=== TASK OBJECTIVE ===
Reproduce every entry exactly.

━━━━━ PROVIDED RECORDS

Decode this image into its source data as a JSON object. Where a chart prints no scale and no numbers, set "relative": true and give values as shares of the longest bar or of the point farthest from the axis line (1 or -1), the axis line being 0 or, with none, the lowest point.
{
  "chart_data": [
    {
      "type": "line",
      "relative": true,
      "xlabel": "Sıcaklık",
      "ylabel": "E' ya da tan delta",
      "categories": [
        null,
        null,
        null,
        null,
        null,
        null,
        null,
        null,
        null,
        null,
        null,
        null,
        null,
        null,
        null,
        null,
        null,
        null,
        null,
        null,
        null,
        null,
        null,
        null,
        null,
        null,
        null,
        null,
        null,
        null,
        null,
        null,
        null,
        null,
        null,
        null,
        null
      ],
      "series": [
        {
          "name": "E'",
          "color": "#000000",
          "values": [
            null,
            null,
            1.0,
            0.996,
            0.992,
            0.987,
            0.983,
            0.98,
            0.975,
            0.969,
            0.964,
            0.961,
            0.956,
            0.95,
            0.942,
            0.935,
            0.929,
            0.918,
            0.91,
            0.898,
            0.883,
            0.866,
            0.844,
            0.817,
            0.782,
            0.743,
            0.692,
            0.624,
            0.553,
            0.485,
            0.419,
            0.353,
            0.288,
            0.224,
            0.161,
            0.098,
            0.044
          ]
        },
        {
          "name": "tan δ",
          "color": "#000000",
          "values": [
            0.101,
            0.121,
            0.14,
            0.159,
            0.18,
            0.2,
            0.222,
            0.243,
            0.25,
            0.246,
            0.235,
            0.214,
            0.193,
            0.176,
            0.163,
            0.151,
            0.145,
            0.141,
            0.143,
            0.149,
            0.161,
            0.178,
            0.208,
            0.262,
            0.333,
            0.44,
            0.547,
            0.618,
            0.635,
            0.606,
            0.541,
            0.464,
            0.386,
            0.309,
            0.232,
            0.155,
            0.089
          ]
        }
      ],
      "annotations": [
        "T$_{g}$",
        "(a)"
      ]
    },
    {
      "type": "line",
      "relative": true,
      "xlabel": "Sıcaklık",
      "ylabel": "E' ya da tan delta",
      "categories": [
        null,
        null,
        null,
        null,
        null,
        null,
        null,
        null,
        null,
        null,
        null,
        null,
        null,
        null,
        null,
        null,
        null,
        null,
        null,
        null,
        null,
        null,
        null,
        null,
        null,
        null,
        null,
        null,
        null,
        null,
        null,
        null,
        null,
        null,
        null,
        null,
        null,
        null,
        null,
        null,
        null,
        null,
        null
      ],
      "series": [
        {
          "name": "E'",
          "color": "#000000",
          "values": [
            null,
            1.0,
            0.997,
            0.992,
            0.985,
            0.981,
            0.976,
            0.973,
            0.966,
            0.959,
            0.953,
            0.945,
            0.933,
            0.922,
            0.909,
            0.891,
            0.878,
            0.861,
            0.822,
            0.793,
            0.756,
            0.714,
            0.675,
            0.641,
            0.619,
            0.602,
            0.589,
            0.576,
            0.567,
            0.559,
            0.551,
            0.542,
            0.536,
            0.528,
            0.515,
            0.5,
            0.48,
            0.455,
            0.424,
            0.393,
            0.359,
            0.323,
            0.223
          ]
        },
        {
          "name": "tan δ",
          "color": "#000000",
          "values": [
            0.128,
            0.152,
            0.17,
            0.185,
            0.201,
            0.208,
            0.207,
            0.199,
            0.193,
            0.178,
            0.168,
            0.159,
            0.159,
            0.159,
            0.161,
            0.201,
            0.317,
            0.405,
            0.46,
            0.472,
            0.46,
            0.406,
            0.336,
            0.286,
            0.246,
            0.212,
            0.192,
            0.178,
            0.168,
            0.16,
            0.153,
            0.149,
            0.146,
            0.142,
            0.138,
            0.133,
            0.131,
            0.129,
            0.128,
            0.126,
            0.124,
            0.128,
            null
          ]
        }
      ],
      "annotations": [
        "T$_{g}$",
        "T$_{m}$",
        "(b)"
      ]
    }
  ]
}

━━━━━━━━━━

=== ANSWER TO THE TASK ===
Decode this image into its source data as a JSON object. Where a chart prints no scale and no numbers, set "relative": true and give values as shares of the longest bar or of the point farthest from the axis line (1 or -1), the axis line being 0 or, with none, the lowest point.
{
  "chart_data": [
    {
      "type": "line",
      "relative": true,
      "xlabel": "Sıcaklık",
      "ylabel": "E' ya da tan delta",
      "categories": [
        null,
        null,
        null,
        null,
        null,
        null,
        null,
        null,
        null,
        null,
        null,
        null,
        null,
        null,
        null,
        null,
        null,
        null,
        null,
        null,
        null,
        null,
        null,
        null,
        null,
        null,
        null,
        null,
        null,
        null,
        null,
        null,
        null,
        null,
        null,
        null,
        null
      ],
      "series": [
        {
          "name": "E'",
          "color": "#000000",
          "values": [
            null,
            null,
            1.0,
            0.996,
            0.992,
            0.987,
            0.983,
            0.98,
            0.975,
            0.969,
            0.964,
            0.961,
            0.956,
            0.95,
            0.942,
            0.935,
            0.929,
            0.918,
            0.91,
            0.898,
            0.883,
            0.866,
            0.844,
            0.817,
            0.782,
            0.743,
            0.692,
            0.624,
            0.553,
            0.485,
            0.419,
            0.353,
            0.288,
            0.224,
            0.161,
            0.098,
            0.044
          ]
        },
        {
          "name": "tan δ",
          "color": "#000000",
          "values": [
            0.101,
            0.121,
            0.14,
            0.159,
            0.18,
            0.2,
            0.222,
            0.243,
            0.25,
            0.246,
            0.235,
            0.214,
            0.193,
            0.176,
            0.163,
            0.151,
            0.145,
            0.141,
            0.143,
            0.149,
            0.161,
            0.178,
            0.208,
            0.262,
            0.333,
            0.44,
            0.547,
            0.618,
            0.635,
            0.606,
            0.541,
            0.464,
            0.386,
            0.309,
            0.232,
            0.155,
            0.089
          ]
        }
      ],
      "annotations": [
        "T$_{g}$",
        "(a)"
      ]
    },
    {
      "type": "line",
      "relative": true,
      "xlabel": "Sıcaklık",
      "ylabel": "E' ya da tan delta",
      "categories": [
        null,
        null,
        null,
        null,
        null,
        null,
        null,
        null,
        null,
        null,
        null,
        null,
        null,
        null,
        null,
        null,
        null,
        null,
        null,
        null,
        null,
        null,
        null,
        null,
        null,
        null,
        null,
        null,
        null,
        null,
        null,
        null,
        null,
        null,
        null,
        null,
        null,
        null,
        null,
        null,
        null,
        null,
        null
      ],
      "series": [
        {
          "name": "E'",
          "color": "#000000",
          "values": [
            null,
            1.0,
            0.997,
            0.992,
            0.985,
            0.981,
            0.976,
            0.973,
            0.966,
            0.959,
            0.953,
            0.945,
            0.933,
            0.922,
            0.909,
            0.891,
            0.878,
            0.861,
            0.822,
            0.793,
            0.756,
            0.714,
            0.675,
            0.641,
            0.619,
            0.602,
            0.589,
            0.576,
            0.567,
            0.559,
            0.551,
            0.542,
            0.536,
            0.528,
            0.515,
            0.5,
            0.48,
            0.455,
            0.424,
            0.393,
            0.359,
            0.323,
            0.223
          ]
        },
        {
          "name": "tan δ",
          "color": "#000000",
          "values": [
            0.128,
            0.152,
            0.17,
            0.185,
            0.201,
            0.208,
            0.207,
            0.199,
            0.193,
            0.178,
            0.168,
            0.159,
            0.159,
            0.159,
            0.161,
            0.201,
            0.317,
            0.405,
            0.46,
            0.472,
            0.46,
            0.406,
            0.336,
            0.286,
            0.246,
            0.212,
            0.192,
            0.178,
            0.168,
            0.16,
            0.153,
            0.149,
            0.146,
            0.142,
            0.138,
            0.133,
            0.131,
            0.129,
            0.128,
            0.126,
            0.124,
            0.128,
            null
          ]
        }
      ],
      "annotations": [
        "T$_{g}$",
        "T$_{m}$",
        "(b)"
      ]
    }
  ]
}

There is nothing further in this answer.